### [AIM OF THE TASK]
Type out the complete listing below word for word, without its pictures.
━━━━━ EXERCISE MATERIAL
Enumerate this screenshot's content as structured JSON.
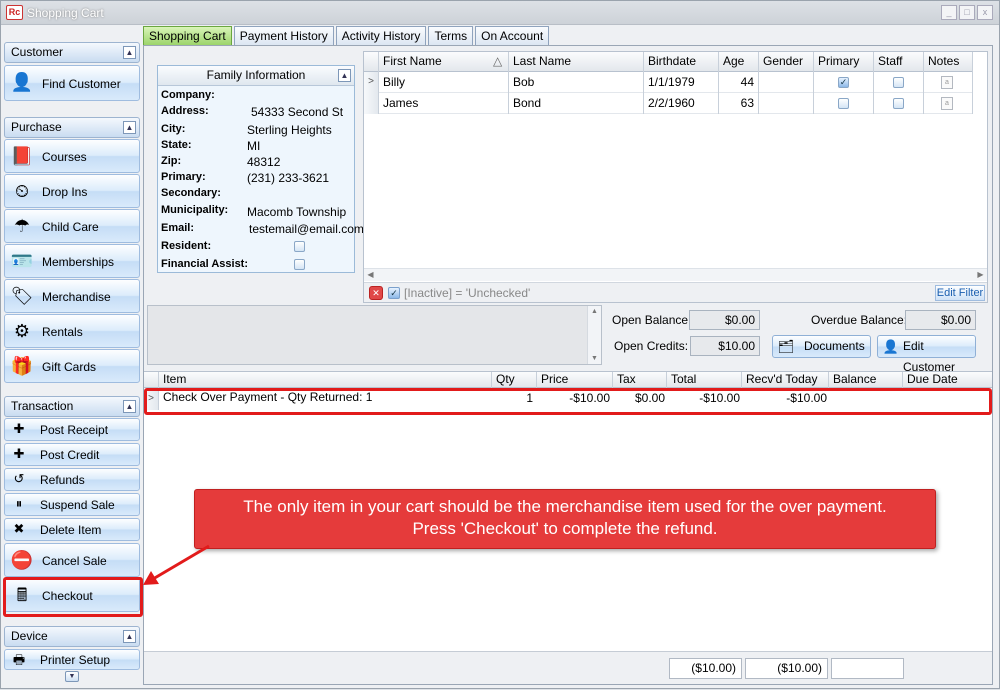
{
  "window": {
    "title": "Shopping Cart",
    "logo_text": "Rc",
    "controls": [
      "_",
      "□",
      "x"
    ]
  },
  "sidebar": {
    "groups": [
      {
        "label": "Customer",
        "items": [
          {
            "label": "Find Customer",
            "icon": "person-icon",
            "glyph": "👤"
          }
        ]
      },
      {
        "label": "Purchase",
        "items": [
          {
            "label": "Courses",
            "icon": "book-icon",
            "glyph": "📕"
          },
          {
            "label": "Drop Ins",
            "icon": "clock-icon",
            "glyph": "⏲"
          },
          {
            "label": "Child Care",
            "icon": "childcare-icon",
            "glyph": "☂"
          },
          {
            "label": "Memberships",
            "icon": "id-card-icon",
            "glyph": "🪪"
          },
          {
            "label": "Merchandise",
            "icon": "tag-icon",
            "glyph": "🏷"
          },
          {
            "label": "Rentals",
            "icon": "rentals-icon",
            "glyph": "⚙"
          },
          {
            "label": "Gift Cards",
            "icon": "gift-icon",
            "glyph": "🎁"
          }
        ]
      },
      {
        "label": "Transaction",
        "items": [
          {
            "label": "Post Receipt",
            "icon": "coins-plus-icon",
            "glyph": "✚"
          },
          {
            "label": "Post Credit",
            "icon": "coins-icon",
            "glyph": "✚"
          },
          {
            "label": "Refunds",
            "icon": "refund-icon",
            "glyph": "↺"
          },
          {
            "label": "Suspend Sale",
            "icon": "suspend-icon",
            "glyph": "⏸"
          },
          {
            "label": "Delete Item",
            "icon": "delete-icon",
            "glyph": "✖"
          },
          {
            "label": "Cancel Sale",
            "icon": "cancel-sale-icon",
            "glyph": "⛔"
          },
          {
            "label": "Checkout",
            "icon": "register-icon",
            "glyph": "🖩"
          }
        ]
      },
      {
        "label": "Device",
        "items": [
          {
            "label": "Printer Setup",
            "icon": "printer-icon",
            "glyph": "🖶"
          }
        ]
      }
    ]
  },
  "tabs": [
    {
      "label": "Shopping Cart",
      "active": true
    },
    {
      "label": "Payment History",
      "active": false
    },
    {
      "label": "Activity History",
      "active": false
    },
    {
      "label": "Terms",
      "active": false
    },
    {
      "label": "On Account",
      "active": false
    }
  ],
  "family": {
    "header": "Family Information",
    "fields": [
      {
        "key": "Company:",
        "value": ""
      },
      {
        "key": "Address:",
        "value": "54333 Second St"
      },
      {
        "key": "City:",
        "value": "Sterling Heights"
      },
      {
        "key": "State:",
        "value": "MI"
      },
      {
        "key": "Zip:",
        "value": "48312"
      },
      {
        "key": "Primary:",
        "value": "(231) 233-3621"
      },
      {
        "key": "Secondary:",
        "value": ""
      },
      {
        "key": "Municipality:",
        "value": "Macomb Township"
      },
      {
        "key": "Email:",
        "value": "testemail@email.com"
      },
      {
        "key": "Resident:",
        "checkbox": false
      },
      {
        "key": "Financial Assist:",
        "checkbox": false
      }
    ]
  },
  "members": {
    "columns": [
      "First Name",
      "Last Name",
      "Birthdate",
      "Age",
      "Gender",
      "Primary",
      "Staff",
      "Notes"
    ],
    "sort_indicator": "△",
    "rows": [
      {
        "first": "Billy",
        "last": "Bob",
        "birthdate": "1/1/1979",
        "age": "44",
        "gender": "",
        "primary": true,
        "staff": false
      },
      {
        "first": "James",
        "last": "Bond",
        "birthdate": "2/2/1960",
        "age": "63",
        "gender": "",
        "primary": false,
        "staff": false
      }
    ],
    "filter_text": "[Inactive] = 'Unchecked'",
    "edit_filter_label": "Edit Filter"
  },
  "balances": {
    "open_balance_label": "Open Balance:",
    "open_balance": "$0.00",
    "overdue_balance_label": "Overdue Balance:",
    "overdue_balance": "$0.00",
    "open_credits_label": "Open Credits:",
    "open_credits": "$10.00",
    "documents_label": "Documents",
    "edit_customer_label": "Edit Customer"
  },
  "cart": {
    "columns": [
      "Item",
      "Qty",
      "Price",
      "Tax",
      "Total",
      "Recv'd Today",
      "Balance",
      "Due Date"
    ],
    "rows": [
      {
        "item": "Check Over Payment - Qty Returned: 1",
        "qty": "1",
        "price": "-$10.00",
        "tax": "$0.00",
        "total": "-$10.00",
        "recvd": "-$10.00",
        "balance": "",
        "due": ""
      }
    ],
    "footer_total": "($10.00)",
    "footer_recvd": "($10.00)",
    "footer_balance": ""
  },
  "callout": {
    "line1": "The only item in your cart should be the merchandise item used for the over payment.",
    "line2": "Press 'Checkout' to complete the refund."
  },
  "colors": {
    "highlight": "#e21b1b",
    "callout_bg": "#e53b3b",
    "active_tab": "#9cd46b"
  }
}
━━━━━━━━━━
### [THE COMPLETED TASK]
Enumerate this screenshot's content as structured JSON.
{
  "window": {
    "title": "Shopping Cart",
    "logo_text": "Rc",
    "controls": [
      "_",
      "□",
      "x"
    ]
  },
  "sidebar": {
    "groups": [
      {
        "label": "Customer",
        "items": [
          {
            "label": "Find Customer",
            "icon": "person-icon",
            "glyph": "👤"
          }
        ]
      },
      {
        "label": "Purchase",
        "items": [
          {
            "label": "Courses",
            "icon": "book-icon",
            "glyph": "📕"
          },
          {
            "label": "Drop Ins",
            "icon": "clock-icon",
            "glyph": "⏲"
          },
          {
            "label": "Child Care",
            "icon": "childcare-icon",
            "glyph": "☂"
          },
          {
            "label": "Memberships",
            "icon": "id-card-icon",
            "glyph": "🪪"
          },
          {
            "label": "Merchandise",
            "icon": "tag-icon",
            "glyph": "🏷"
          },
          {
            "label": "Rentals",
            "icon": "rentals-icon",
            "glyph": "⚙"
          },
          {
            "label": "Gift Cards",
            "icon": "gift-icon",
            "glyph": "🎁"
          }
        ]
      },
      {
        "label": "Transaction",
        "items": [
          {
            "label": "Post Receipt",
            "icon": "coins-plus-icon",
            "glyph": "✚"
          },
          {
            "label": "Post Credit",
            "icon": "coins-icon",
            "glyph": "✚"
          },
          {
            "label": "Refunds",
            "icon": "refund-icon",
            "glyph": "↺"
          },
          {
            "label": "Suspend Sale",
            "icon": "suspend-icon",
            "glyph": "⏸"
          },
          {
            "label": "Delete Item",
            "icon": "delete-icon",
            "glyph": "✖"
          },
          {
            "label": "Cancel Sale",
            "icon": "cancel-sale-icon",
            "glyph": "⛔"
          },
          {
            "label": "Checkout",
            "icon": "register-icon",
            "glyph": "🖩"
          }
        ]
      },
      {
        "label": "Device",
        "items": [
          {
            "label": "Printer Setup",
            "icon": "printer-icon",
            "glyph": "🖶"
          }
        ]
      }
    ]
  },
  "tabs": [
    {
      "label": "Shopping Cart",
      "active": true
    },
    {
      "label": "Payment History",
      "active": false
    },
    {
      "label": "Activity History",
      "active": false
    },
    {
      "label": "Terms",
      "active": false
    },
    {
      "label": "On Account",
      "active": false
    }
  ],
  "family": {
    "header": "Family Information",
    "fields": [
      {
        "key": "Company:",
        "value": ""
      },
      {
        "key": "Address:",
        "value": "54333 Second St"
      },
      {
        "key": "City:",
        "value": "Sterling Heights"
      },
      {
        "key": "State:",
        "value": "MI"
      },
      {
        "key": "Zip:",
        "value": "48312"
      },
      {
        "key": "Primary:",
        "value": "(231) 233-3621"
      },
      {
        "key": "Secondary:",
        "value": ""
      },
      {
        "key": "Municipality:",
        "value": "Macomb Township"
      },
      {
        "key": "Email:",
        "value": "testemail@email.com"
      },
      {
        "key": "Resident:",
        "checkbox": false
      },
      {
        "key": "Financial Assist:",
        "checkbox": false
      }
    ]
  },
  "members": {
    "columns": [
      "First Name",
      "Last Name",
      "Birthdate",
      "Age",
      "Gender",
      "Primary",
      "Staff",
      "Notes"
    ],
    "sort_indicator": "△",
    "rows": [
      {
        "first": "Billy",
        "last": "Bob",
        "birthdate": "1/1/1979",
        "age": "44",
        "gender": "",
        "primary": true,
        "staff": false
      },
      {
        "first": "James",
        "last": "Bond",
        "birthdate": "2/2/1960",
        "age": "63",
        "gender": "",
        "primary": false,
        "staff": false
      }
    ],
    "filter_text": "[Inactive] = 'Unchecked'",
    "edit_filter_label": "Edit Filter"
  },
  "balances": {
    "open_balance_label": "Open Balance:",
    "open_balance": "$0.00",
    "overdue_balance_label": "Overdue Balance:",
    "overdue_balance": "$0.00",
    "open_credits_label": "Open Credits:",
    "open_credits": "$10.00",
    "documents_label": "Documents",
    "edit_customer_label": "Edit Customer"
  },
  "cart": {
    "columns": [
      "Item",
      "Qty",
      "Price",
      "Tax",
      "Total",
      "Recv'd Today",
      "Balance",
      "Due Date"
    ],
    "rows": [
      {
        "item": "Check Over Payment - Qty Returned: 1",
        "qty": "1",
        "price": "-$10.00",
        "tax": "$0.00",
        "total": "-$10.00",
        "recvd": "-$10.00",
        "balance": "",
        "due": ""
      }
    ],
    "footer_total": "($10.00)",
    "footer_recvd": "($10.00)",
    "footer_balance": ""
  },
  "callout": {
    "line1": "The only item in your cart should be the merchandise item used for the over payment.",
    "line2": "Press 'Checkout' to complete the refund."
  },
  "colors": {
    "highlight": "#e21b1b",
    "callout_bg": "#e53b3b",
    "active_tab": "#9cd46b"
  }
}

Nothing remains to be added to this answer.